EXTRACTED TEXT:
* Start *

- Designed by: John G. Kemeny Thomas E. Kurtz
- Developer: True BASIC, Inc.
- First appeared: 1983; 43 years ago
- Website: www.truebasic.com

Influenced by
- BASIC

= True BASIC =

Programming language

True BASIC is a variant of the BASIC programming language descended from Dartmouth BASIC — the original BASIC. Both were created by college professors John G. Kemeny and Thomas E. Kurtz.

==History==

True BASIC traces its history to an offshoot of Dartmouth BASIC called Structured BASIC, or SBASIC for short. This was released sometime in 1975 or 1976, but was not installed as the mainline version of BASIC on the Dartmouth Time-Sharing System (DTSS) that supported the campus. Shortly after, Kemeny became involved in an effort to produce an ANSI standard BASIC in an attempt to bring together the many small variations of the language that had developed through the late 1960s and early 1970s. This effort initially focused on a system known as Minimal BASIC that was similar to earliest versions of Dartmouth BASIC, while later work was aimed at a Full BASIC that was essentially SBASIC with various extensions.

By the early 1980s, tens of millions of home computers were running some variation of Microsoft BASIC, which had become the de facto standard. The ANSI efforts eventually became pointless, as it became clear that these versions were not going to have any market impact in a world dominated by Microsoft. Both versions were eventually ratified but saw little or no adoption and the standards were later withdrawn. Kemeny and Kurtz, however, decided to continue their efforts to introduce the concepts from SBASIC and the ANSI Standard BASIC efforts. This became True BASIC.

Initially based on Dartmouth BASIC 7, True BASIC was introduced in 1985. There are versions of the True BASIC compiler for MS-DOS, Microsoft Windows, and Classic Mac OS. At one time, versions for TRS-80 Color Computer, Amiga and Atari ST computers were offered, as well as a UNIX command-line compiler.

* End *

GIVEN MATERIAL:
* Start *

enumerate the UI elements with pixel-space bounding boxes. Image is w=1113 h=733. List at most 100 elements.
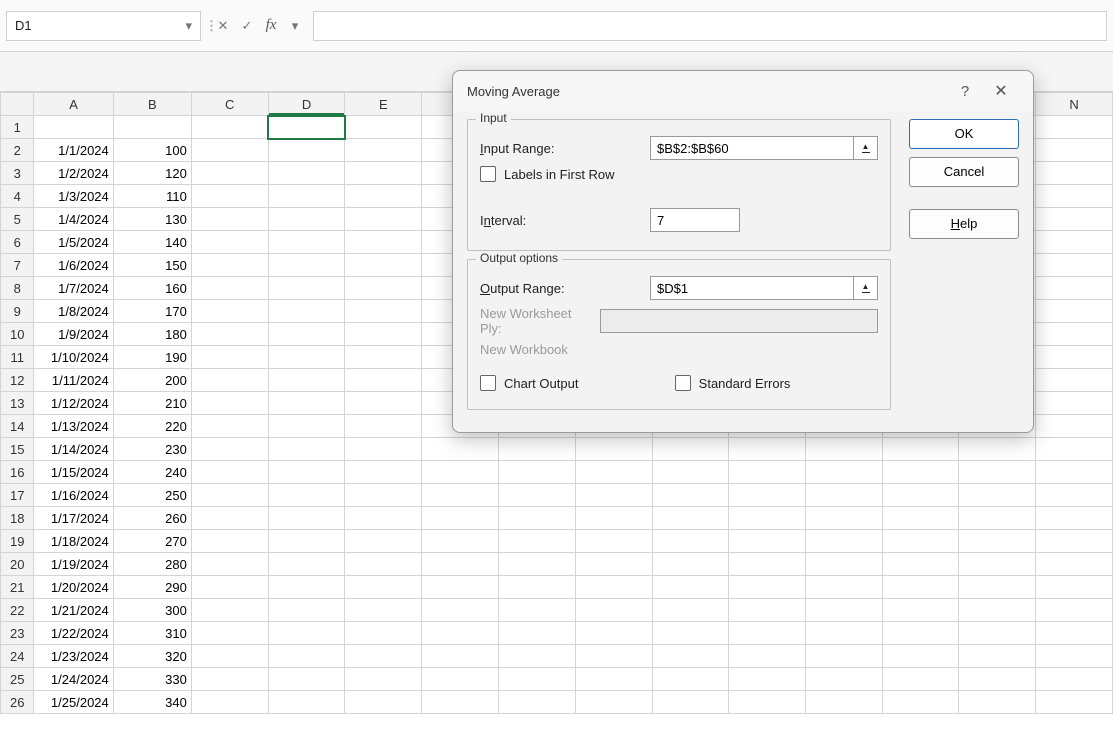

* End *

REQUIREMENTS: Write out everything in the True BASIC text from "- Designed by: John" down to "Thomas E. Kurtz.", substituting "university professors" for "college professors".

SOLUTION TO THIS TASK:
- Designed by: John G. Kemeny Thomas E. Kurtz
- Developer: True BASIC, Inc.
- First appeared: 1983; 43 years ago
- Website: www.truebasic.com

Influenced by
- BASIC

= True BASIC =

Programming language

True BASIC is a variant of the BASIC programming language descended from Dartmouth BASIC — the original BASIC. Both were created by university professors John G. Kemeny and Thomas E. Kurtz.